___ RECORDS TO PROCESS ___
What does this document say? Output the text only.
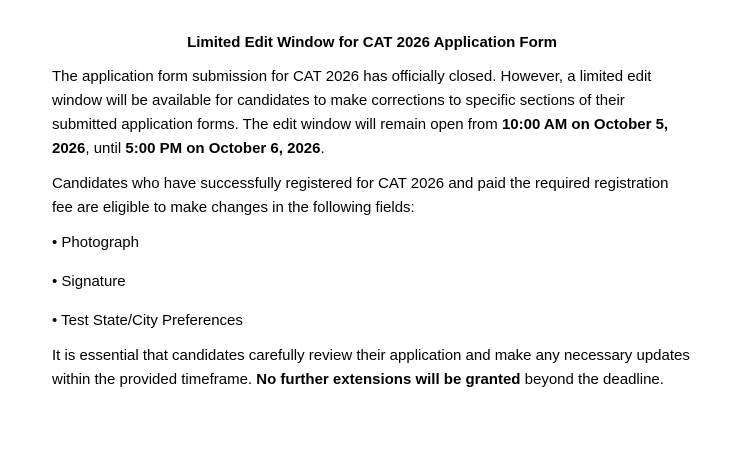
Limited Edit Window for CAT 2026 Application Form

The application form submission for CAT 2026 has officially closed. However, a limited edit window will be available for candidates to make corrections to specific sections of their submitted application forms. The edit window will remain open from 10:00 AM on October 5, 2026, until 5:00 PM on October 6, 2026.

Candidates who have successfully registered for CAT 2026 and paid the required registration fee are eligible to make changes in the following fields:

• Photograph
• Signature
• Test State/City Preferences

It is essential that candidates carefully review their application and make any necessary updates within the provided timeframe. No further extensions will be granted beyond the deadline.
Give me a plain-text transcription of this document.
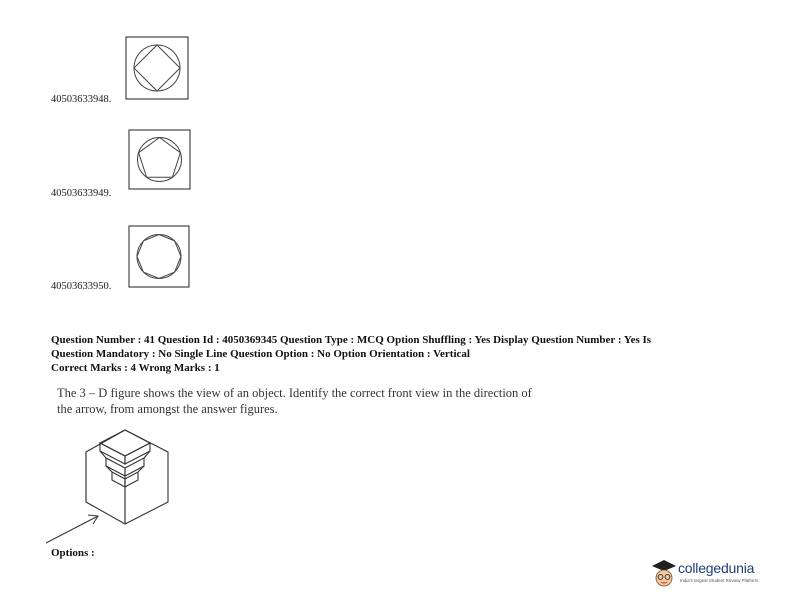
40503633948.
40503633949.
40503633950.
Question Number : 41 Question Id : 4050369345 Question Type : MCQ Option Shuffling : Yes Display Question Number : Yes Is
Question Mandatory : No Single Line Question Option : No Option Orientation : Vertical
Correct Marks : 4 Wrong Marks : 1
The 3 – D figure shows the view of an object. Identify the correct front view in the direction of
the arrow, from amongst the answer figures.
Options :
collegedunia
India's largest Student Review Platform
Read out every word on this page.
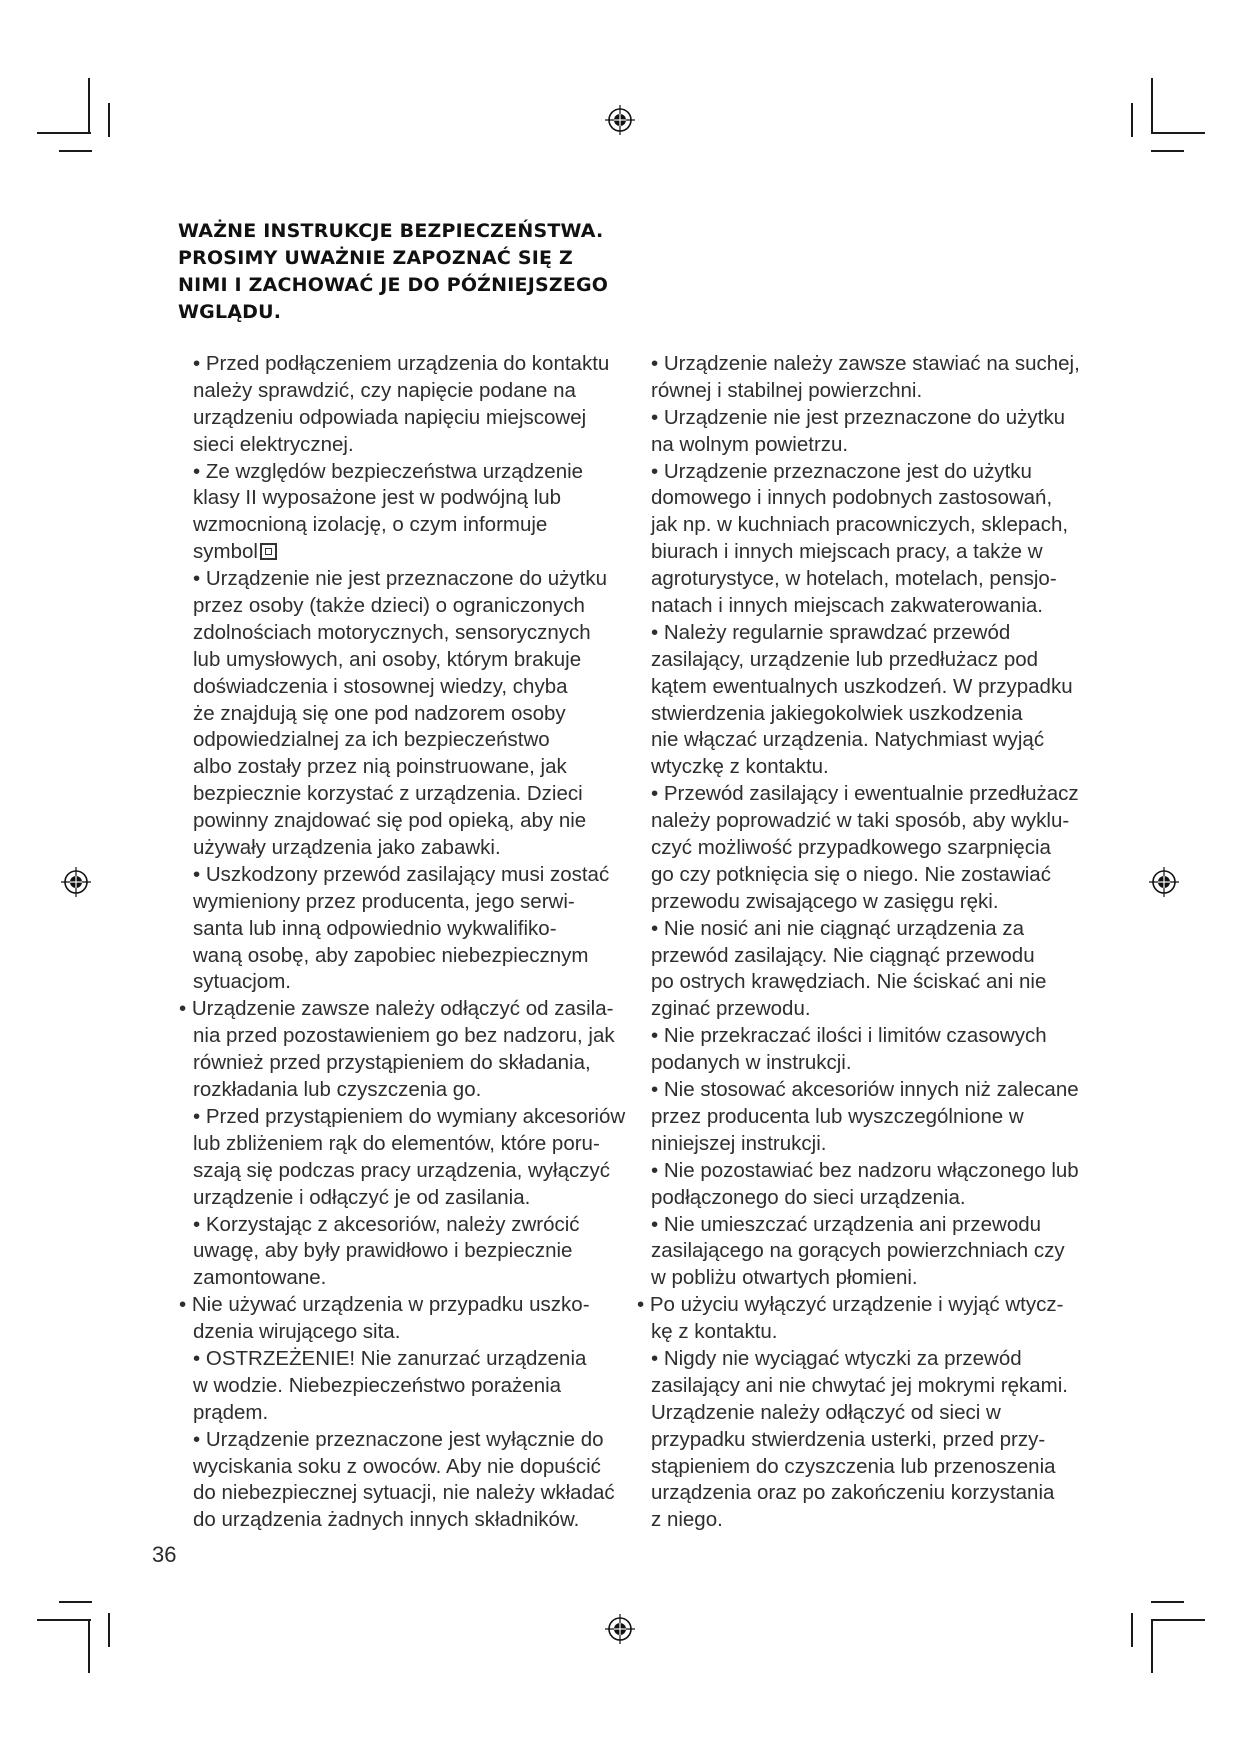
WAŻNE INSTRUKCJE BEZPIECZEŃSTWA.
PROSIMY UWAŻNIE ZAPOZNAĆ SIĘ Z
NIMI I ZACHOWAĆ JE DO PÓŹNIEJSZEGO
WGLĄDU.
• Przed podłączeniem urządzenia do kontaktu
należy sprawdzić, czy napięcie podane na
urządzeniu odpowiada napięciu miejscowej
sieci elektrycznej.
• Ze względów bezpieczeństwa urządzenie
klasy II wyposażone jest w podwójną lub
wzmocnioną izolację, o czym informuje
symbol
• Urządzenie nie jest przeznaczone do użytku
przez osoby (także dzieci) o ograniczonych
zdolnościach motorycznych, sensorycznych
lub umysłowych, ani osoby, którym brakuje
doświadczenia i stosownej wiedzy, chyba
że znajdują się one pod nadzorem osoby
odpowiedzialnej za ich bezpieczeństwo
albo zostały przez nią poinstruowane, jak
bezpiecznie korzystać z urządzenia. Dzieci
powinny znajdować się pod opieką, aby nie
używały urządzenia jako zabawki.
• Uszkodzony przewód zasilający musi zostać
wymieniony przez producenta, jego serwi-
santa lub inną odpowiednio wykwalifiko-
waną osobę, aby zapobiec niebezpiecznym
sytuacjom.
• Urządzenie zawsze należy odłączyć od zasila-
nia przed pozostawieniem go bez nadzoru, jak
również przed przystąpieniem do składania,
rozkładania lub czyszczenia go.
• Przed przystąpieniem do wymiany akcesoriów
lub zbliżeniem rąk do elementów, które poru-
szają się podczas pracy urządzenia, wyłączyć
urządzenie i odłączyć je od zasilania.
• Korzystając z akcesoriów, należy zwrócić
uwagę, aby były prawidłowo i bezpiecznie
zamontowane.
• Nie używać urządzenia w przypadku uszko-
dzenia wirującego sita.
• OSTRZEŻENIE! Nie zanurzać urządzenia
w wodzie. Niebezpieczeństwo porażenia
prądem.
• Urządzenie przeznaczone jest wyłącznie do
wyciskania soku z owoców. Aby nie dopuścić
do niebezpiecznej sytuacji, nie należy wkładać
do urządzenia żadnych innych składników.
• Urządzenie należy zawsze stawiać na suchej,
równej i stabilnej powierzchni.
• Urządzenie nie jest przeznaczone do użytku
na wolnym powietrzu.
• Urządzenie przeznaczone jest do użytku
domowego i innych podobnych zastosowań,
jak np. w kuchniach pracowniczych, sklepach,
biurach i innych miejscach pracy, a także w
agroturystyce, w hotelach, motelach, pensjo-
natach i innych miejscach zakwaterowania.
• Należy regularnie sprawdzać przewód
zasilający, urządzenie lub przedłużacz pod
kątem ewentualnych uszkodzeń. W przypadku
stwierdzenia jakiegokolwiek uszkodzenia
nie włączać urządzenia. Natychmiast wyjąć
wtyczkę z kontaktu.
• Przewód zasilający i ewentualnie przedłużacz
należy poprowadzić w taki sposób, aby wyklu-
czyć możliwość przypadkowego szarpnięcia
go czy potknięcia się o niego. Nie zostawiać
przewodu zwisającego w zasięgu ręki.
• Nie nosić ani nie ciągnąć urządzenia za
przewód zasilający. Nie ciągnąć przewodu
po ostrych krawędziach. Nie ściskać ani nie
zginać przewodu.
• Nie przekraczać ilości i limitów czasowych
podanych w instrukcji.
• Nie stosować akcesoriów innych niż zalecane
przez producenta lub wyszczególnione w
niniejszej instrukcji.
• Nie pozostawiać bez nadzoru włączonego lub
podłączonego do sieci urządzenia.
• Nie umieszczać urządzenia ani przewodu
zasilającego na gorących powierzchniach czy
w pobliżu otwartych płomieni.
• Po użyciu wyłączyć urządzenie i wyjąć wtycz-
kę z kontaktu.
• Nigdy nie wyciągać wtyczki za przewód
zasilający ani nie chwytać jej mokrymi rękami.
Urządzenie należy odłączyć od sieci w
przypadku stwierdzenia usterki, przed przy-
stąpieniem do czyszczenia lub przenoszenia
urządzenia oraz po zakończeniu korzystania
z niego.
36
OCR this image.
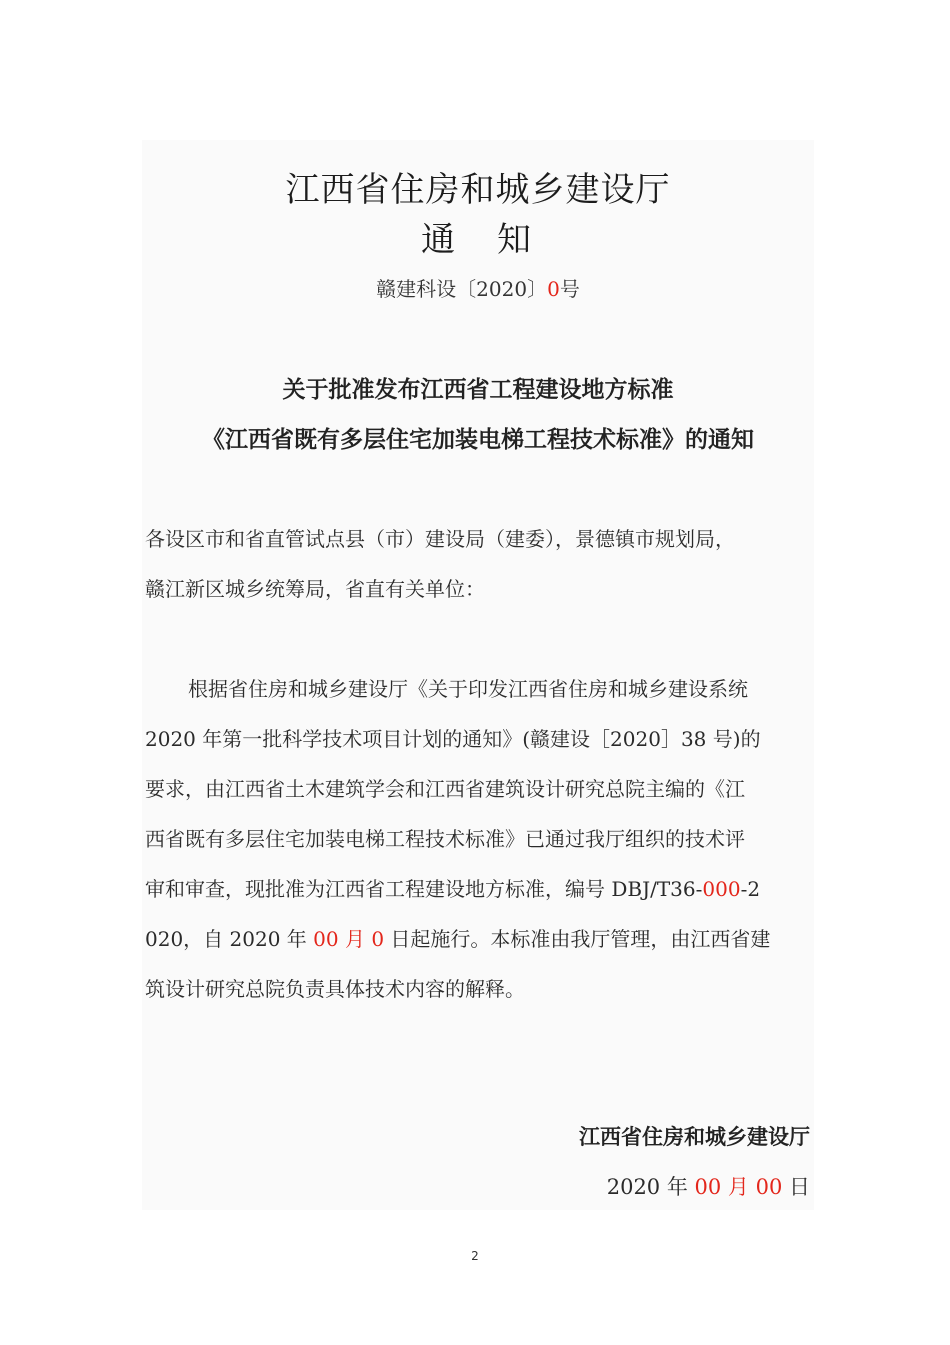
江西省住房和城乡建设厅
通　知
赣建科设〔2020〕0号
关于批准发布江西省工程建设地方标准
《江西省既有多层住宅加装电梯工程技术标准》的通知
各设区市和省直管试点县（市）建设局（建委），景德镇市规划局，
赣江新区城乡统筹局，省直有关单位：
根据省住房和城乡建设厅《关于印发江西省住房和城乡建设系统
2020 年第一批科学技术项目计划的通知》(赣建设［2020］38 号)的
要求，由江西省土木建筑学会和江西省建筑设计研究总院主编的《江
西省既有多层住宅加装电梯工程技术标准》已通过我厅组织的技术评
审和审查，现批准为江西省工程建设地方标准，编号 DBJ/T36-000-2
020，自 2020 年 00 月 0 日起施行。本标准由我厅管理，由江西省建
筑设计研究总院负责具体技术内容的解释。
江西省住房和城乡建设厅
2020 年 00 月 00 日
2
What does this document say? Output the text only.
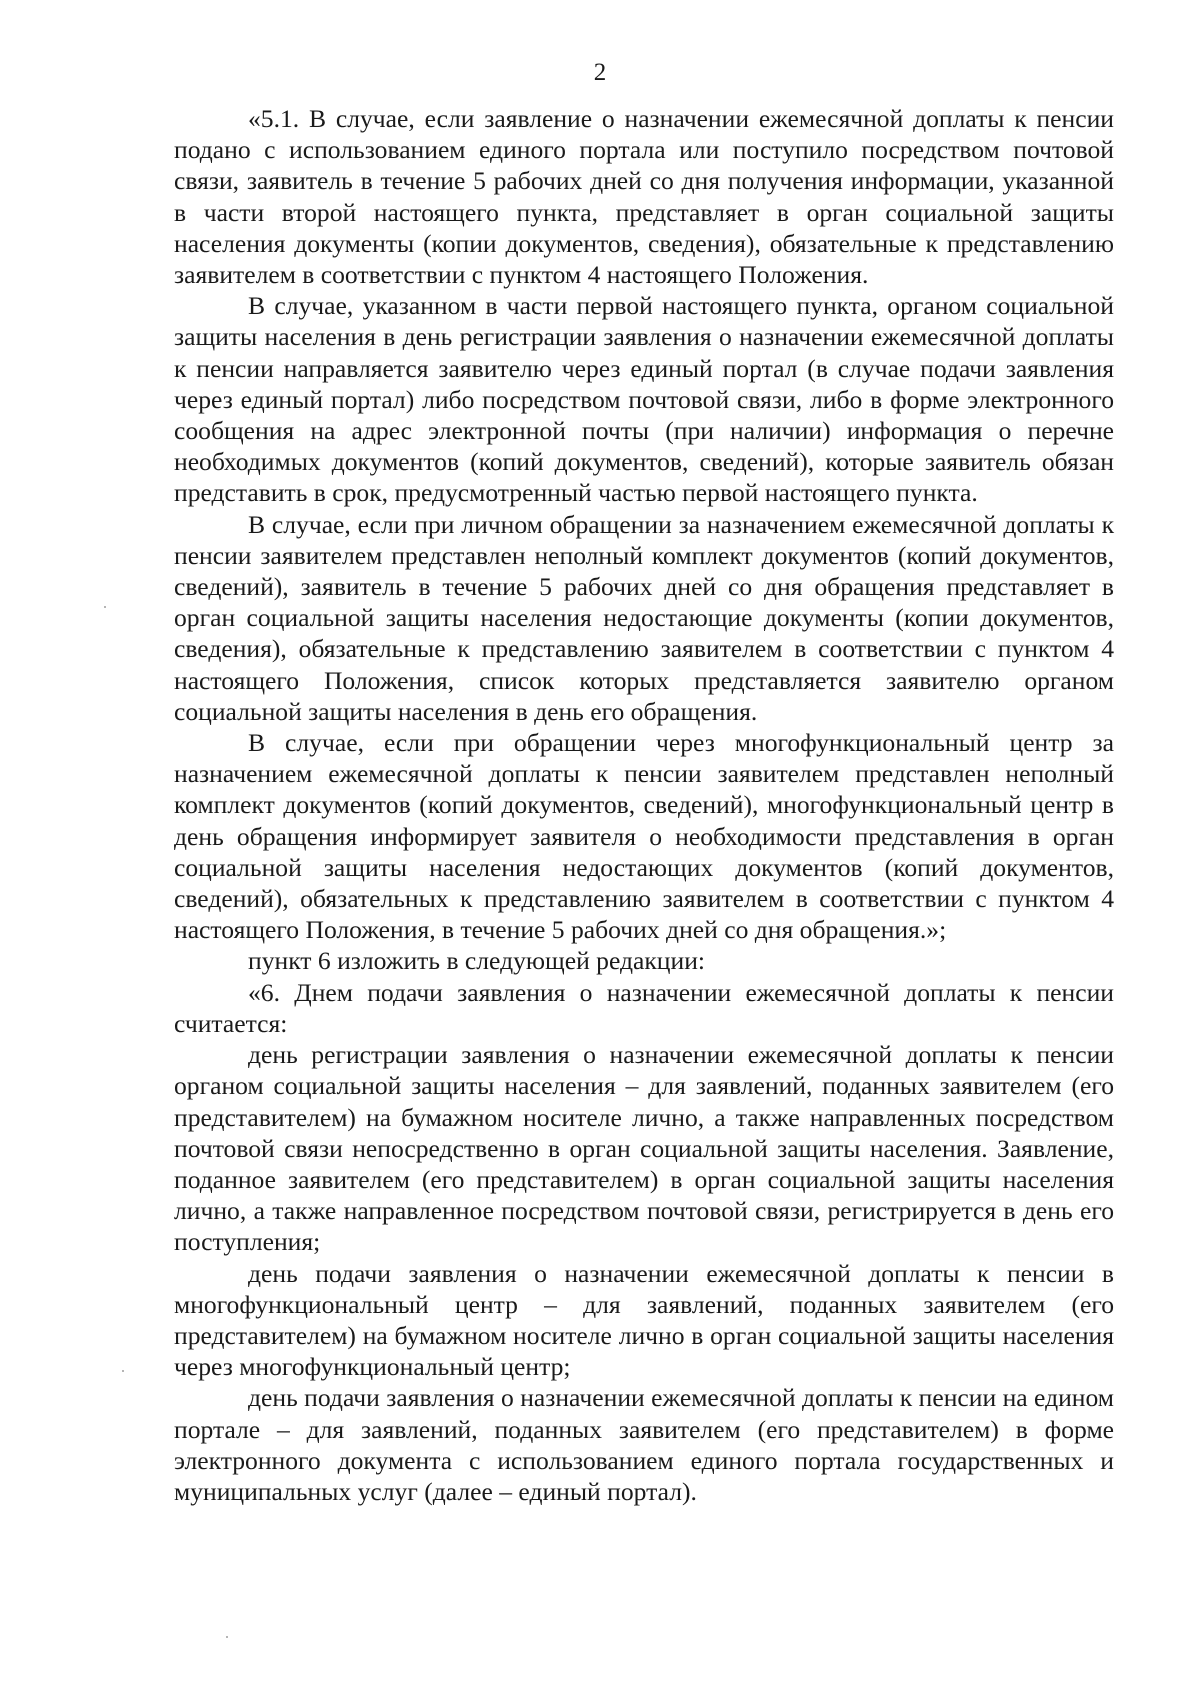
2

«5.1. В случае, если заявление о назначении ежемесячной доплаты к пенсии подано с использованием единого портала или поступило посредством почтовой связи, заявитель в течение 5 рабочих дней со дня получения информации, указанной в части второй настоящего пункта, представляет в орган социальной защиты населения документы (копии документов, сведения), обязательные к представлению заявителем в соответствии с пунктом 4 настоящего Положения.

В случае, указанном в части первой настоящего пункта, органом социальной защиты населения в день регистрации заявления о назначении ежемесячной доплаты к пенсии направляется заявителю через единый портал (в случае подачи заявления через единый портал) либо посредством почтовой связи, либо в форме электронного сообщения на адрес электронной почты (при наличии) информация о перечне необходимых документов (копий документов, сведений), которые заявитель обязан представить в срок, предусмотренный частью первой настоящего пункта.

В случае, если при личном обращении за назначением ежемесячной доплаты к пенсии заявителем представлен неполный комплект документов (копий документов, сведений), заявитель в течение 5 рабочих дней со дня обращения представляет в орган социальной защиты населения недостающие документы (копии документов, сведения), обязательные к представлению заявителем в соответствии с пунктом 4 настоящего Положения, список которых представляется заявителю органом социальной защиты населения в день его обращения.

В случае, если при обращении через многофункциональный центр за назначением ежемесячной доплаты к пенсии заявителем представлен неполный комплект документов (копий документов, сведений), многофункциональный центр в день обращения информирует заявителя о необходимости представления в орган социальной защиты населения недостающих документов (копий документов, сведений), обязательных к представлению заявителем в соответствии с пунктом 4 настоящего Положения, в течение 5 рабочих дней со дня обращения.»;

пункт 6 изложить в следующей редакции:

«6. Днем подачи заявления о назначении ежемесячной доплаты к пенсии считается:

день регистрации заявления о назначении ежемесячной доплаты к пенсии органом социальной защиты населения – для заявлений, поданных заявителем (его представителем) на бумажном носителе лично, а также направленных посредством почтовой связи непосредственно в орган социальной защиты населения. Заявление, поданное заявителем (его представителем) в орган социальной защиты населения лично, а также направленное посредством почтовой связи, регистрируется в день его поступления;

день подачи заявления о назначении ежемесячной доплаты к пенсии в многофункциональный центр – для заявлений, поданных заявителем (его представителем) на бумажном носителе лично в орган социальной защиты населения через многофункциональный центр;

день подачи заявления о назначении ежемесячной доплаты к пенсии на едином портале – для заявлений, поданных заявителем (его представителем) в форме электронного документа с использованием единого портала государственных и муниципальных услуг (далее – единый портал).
___
### REQUEST
Scan the listing above for the word "портала" and copy every line that holds it.

### FINAL ANSWER
«5.1. В случае, если заявление о назначении ежемесячной доплаты к пенсии подано с использованием единого портала или поступило посредством почтовой связи, заявитель в течение 5 рабочих дней со дня получения информации, указанной в части второй настоящего пункта, представляет в орган социальной защиты населения документы (копии документов, сведения), обязательные к представлению заявителем в соответствии с пунктом 4 настоящего Положения.
день подачи заявления о назначении ежемесячной доплаты к пенсии на едином портале – для заявлений, поданных заявителем (его представителем) в форме электронного документа с использованием единого портала государственных и муниципальных услуг (далее – единый портал).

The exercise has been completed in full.